BEGIN Data for the task
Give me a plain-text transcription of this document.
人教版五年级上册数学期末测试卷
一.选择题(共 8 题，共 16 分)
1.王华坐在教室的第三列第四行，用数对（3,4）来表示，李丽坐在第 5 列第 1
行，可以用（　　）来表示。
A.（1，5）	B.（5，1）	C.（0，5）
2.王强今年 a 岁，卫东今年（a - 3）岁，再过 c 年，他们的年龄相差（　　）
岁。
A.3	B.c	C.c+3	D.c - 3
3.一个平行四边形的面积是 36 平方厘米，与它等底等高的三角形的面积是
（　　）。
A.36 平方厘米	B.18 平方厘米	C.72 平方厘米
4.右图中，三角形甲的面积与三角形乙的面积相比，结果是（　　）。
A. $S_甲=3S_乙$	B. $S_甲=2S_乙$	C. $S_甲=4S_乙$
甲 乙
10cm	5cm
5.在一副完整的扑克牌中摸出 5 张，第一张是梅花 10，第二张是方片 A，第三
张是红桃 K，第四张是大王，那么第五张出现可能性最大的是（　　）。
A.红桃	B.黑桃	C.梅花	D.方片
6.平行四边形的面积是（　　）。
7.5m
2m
END Data for the task
* Task statement
From the data above, show each line that contains "平方厘米".

* Solution to this problem
3.一个平行四边形的面积是 36 平方厘米，与它等底等高的三角形的面积是
A.36 平方厘米	B.18 平方厘米	C.72 平方厘米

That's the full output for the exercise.